> [WRITTEN INSTRUCTION] Show all lines that include the string "date"; copy each one.

> [DATA PROVIDED]
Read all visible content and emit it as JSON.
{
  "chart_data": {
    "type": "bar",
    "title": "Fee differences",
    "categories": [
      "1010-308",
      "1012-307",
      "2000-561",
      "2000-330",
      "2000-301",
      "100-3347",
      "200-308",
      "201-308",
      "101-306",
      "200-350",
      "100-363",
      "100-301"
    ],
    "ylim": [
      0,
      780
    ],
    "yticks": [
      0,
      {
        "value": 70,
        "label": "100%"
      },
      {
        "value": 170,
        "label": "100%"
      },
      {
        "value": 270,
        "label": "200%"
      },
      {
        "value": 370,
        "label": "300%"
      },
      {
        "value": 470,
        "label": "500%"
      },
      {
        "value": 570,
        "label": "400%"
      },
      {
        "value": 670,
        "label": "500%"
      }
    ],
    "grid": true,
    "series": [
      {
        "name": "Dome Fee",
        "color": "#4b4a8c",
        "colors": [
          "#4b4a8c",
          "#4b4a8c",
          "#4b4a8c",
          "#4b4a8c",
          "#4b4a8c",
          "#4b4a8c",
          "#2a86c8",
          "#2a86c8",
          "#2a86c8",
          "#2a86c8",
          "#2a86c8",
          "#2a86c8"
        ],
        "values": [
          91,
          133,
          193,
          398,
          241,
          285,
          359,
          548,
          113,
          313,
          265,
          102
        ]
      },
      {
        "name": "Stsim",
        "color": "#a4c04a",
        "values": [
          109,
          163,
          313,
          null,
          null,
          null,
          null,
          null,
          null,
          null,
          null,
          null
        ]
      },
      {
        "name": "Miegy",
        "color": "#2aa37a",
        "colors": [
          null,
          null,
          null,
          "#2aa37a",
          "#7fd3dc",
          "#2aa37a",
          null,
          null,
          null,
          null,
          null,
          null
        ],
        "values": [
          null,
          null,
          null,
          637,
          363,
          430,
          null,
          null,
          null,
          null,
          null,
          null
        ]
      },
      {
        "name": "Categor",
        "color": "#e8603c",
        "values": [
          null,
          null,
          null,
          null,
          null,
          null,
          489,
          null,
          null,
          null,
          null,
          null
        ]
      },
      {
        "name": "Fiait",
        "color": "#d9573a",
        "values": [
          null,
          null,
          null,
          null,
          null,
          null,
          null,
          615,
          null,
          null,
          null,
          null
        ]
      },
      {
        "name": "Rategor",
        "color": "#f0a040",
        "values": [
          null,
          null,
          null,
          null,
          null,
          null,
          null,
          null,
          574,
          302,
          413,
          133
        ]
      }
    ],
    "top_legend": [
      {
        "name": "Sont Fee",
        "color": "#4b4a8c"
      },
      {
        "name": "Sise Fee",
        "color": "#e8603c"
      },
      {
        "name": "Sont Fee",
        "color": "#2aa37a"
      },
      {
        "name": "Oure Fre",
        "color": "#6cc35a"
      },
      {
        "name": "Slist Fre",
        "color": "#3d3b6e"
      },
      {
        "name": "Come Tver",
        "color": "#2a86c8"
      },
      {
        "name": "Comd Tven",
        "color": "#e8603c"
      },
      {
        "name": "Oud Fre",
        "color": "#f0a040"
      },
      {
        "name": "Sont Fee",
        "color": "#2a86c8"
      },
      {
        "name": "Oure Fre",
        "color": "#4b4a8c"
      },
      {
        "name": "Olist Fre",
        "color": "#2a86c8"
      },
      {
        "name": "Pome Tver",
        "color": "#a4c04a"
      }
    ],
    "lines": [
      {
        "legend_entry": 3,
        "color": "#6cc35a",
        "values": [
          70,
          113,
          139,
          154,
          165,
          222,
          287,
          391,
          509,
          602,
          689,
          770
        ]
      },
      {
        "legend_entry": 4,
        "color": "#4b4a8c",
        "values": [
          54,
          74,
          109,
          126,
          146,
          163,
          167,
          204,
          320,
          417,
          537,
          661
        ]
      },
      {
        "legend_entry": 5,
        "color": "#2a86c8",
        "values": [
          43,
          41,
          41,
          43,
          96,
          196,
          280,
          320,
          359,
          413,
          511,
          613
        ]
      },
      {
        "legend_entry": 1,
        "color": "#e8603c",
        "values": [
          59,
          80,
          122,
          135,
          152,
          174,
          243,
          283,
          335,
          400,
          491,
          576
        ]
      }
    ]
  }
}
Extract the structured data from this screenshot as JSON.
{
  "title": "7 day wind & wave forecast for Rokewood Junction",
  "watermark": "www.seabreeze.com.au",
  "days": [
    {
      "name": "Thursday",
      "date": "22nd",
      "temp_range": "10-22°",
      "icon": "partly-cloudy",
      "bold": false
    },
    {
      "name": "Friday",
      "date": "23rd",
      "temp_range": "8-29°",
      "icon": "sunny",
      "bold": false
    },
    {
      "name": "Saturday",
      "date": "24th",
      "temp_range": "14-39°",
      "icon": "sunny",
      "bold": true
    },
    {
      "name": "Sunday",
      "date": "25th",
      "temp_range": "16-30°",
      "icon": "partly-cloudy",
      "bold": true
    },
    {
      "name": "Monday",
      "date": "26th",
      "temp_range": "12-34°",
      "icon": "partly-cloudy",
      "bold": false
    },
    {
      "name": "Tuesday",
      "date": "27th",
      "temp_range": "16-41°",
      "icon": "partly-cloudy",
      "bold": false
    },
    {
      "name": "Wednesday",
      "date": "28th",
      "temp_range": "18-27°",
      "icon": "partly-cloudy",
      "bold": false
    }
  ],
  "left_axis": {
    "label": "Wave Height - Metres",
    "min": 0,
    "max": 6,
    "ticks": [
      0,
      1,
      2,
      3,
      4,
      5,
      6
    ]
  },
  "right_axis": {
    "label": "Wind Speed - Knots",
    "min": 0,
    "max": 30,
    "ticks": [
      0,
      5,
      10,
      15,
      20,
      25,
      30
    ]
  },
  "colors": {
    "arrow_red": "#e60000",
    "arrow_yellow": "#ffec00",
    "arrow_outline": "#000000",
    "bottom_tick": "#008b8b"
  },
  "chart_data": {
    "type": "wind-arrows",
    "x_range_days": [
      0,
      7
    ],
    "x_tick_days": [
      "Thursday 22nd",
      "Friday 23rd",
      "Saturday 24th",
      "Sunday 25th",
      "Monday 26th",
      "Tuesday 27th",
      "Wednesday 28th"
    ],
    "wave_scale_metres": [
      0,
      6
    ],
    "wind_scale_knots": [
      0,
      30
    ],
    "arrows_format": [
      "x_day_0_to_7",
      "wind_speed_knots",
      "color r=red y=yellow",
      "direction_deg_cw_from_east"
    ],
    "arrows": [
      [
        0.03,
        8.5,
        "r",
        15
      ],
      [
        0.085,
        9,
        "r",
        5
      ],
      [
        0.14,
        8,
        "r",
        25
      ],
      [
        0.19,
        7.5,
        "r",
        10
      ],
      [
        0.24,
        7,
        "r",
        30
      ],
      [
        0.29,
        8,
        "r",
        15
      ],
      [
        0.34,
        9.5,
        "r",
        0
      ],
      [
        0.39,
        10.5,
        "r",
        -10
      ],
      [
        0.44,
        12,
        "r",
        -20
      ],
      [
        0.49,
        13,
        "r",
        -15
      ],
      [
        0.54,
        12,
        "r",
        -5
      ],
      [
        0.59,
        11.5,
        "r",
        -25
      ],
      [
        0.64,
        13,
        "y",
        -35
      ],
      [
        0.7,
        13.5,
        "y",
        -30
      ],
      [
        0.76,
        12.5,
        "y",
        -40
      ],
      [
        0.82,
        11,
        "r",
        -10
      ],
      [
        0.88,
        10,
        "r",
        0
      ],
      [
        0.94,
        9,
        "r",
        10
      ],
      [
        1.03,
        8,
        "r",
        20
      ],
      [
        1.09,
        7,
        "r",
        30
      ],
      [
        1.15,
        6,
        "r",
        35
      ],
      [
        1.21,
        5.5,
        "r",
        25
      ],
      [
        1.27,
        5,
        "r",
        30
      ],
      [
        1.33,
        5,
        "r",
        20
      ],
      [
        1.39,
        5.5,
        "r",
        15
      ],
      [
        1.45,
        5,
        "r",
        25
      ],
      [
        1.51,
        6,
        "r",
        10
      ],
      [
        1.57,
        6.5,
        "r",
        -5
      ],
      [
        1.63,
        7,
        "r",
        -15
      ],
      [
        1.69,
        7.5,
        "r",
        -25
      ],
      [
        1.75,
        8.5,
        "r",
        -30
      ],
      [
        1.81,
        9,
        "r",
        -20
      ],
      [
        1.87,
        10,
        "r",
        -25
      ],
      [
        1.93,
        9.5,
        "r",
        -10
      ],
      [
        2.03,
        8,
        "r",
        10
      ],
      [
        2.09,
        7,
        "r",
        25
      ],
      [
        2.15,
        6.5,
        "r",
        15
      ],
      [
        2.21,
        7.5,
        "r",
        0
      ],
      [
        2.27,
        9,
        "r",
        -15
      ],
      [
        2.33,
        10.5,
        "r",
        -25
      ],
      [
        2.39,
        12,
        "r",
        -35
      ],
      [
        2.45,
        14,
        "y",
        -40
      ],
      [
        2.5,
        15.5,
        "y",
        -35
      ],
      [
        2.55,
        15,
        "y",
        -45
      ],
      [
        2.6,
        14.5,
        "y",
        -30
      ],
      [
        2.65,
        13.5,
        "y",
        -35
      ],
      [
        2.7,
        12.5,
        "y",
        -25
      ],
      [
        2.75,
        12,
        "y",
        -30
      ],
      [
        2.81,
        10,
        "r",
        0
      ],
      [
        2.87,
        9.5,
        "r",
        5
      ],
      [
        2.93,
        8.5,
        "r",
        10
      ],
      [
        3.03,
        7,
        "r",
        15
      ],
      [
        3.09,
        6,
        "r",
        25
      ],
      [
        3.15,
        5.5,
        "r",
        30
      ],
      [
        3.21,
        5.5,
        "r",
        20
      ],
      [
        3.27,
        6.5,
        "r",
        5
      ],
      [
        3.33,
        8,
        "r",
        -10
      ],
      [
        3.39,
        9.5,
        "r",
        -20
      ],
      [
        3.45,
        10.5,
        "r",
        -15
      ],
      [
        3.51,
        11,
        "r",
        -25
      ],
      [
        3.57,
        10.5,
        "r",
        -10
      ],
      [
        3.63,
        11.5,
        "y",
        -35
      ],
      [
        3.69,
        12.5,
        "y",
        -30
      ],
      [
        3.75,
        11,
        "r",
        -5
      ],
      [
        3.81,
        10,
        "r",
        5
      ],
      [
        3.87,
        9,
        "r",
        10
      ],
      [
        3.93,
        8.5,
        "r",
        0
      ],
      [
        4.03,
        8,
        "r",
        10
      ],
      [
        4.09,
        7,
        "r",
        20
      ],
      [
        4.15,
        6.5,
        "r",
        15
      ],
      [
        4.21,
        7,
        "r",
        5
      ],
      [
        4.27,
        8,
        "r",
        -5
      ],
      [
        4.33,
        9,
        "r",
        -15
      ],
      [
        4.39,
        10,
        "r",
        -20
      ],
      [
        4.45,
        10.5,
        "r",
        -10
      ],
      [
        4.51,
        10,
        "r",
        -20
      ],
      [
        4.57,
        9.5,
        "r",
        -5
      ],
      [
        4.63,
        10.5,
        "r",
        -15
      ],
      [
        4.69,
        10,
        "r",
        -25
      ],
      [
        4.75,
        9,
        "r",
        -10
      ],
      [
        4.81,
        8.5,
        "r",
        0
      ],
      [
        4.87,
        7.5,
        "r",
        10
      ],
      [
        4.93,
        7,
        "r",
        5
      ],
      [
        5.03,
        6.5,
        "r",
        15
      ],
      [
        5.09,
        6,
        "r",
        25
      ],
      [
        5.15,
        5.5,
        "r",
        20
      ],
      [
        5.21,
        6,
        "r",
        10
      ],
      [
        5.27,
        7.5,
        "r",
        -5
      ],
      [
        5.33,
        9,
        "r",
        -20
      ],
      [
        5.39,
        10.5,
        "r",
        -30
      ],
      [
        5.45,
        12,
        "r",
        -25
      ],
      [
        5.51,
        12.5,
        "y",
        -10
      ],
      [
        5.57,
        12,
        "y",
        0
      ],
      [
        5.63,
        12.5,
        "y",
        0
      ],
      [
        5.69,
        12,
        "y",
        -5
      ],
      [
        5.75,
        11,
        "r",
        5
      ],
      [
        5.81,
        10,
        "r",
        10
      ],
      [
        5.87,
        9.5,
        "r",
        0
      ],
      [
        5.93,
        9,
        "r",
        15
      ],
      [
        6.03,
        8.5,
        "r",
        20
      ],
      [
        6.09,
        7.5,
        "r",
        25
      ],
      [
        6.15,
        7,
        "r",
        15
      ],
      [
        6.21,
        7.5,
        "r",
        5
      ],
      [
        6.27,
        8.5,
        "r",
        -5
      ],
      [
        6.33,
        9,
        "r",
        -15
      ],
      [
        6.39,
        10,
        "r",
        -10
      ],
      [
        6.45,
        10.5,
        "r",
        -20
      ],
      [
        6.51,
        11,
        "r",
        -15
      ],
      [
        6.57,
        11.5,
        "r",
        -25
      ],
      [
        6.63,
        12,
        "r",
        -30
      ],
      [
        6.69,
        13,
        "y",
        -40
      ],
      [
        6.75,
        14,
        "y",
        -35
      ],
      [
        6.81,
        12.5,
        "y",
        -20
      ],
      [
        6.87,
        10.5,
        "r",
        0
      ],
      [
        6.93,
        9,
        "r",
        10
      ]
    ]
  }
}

> [EXERCISE RESULT]
      "date": "22nd",
      "date": "23rd",
      "date": "24th",
      "date": "25th",
      "date": "26th",
      "date": "27th",
      "date": "28th",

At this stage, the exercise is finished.